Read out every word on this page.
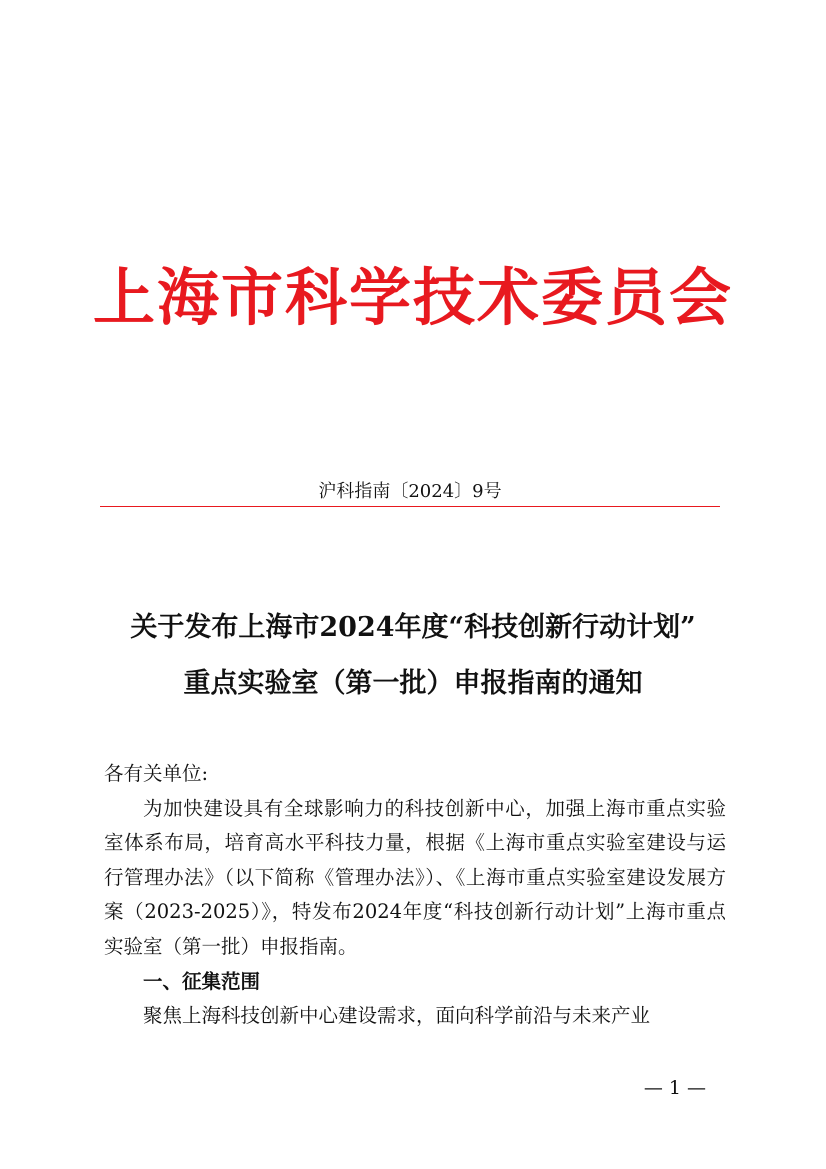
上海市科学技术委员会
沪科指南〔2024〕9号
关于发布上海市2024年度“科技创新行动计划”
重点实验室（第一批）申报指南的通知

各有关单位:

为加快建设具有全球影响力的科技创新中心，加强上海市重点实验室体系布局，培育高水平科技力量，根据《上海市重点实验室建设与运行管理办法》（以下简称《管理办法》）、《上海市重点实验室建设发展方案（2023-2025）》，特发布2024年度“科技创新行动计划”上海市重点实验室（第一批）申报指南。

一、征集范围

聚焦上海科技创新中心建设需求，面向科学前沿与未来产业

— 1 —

▸ GOAL OF THE EXERCISE
Except for the pictures, reproduce every line exactly.

▸ REPLY TO THE EXERCISE
Read out every word on this page.
上海市科学技术委员会
沪科指南〔2024〕9号
关于发布上海市2024年度“科技创新行动计划”
重点实验室（第一批）申报指南的通知

各有关单位:

为加快建设具有全球影响力的科技创新中心，加强上海市重点实验室体系布局，培育高水平科技力量，根据《上海市重点实验室建设与运行管理办法》（以下简称《管理办法》）、《上海市重点实验室建设发展方案（2023-2025）》，特发布2024年度“科技创新行动计划”上海市重点实验室（第一批）申报指南。

一、征集范围

聚焦上海科技创新中心建设需求，面向科学前沿与未来产业

— 1 —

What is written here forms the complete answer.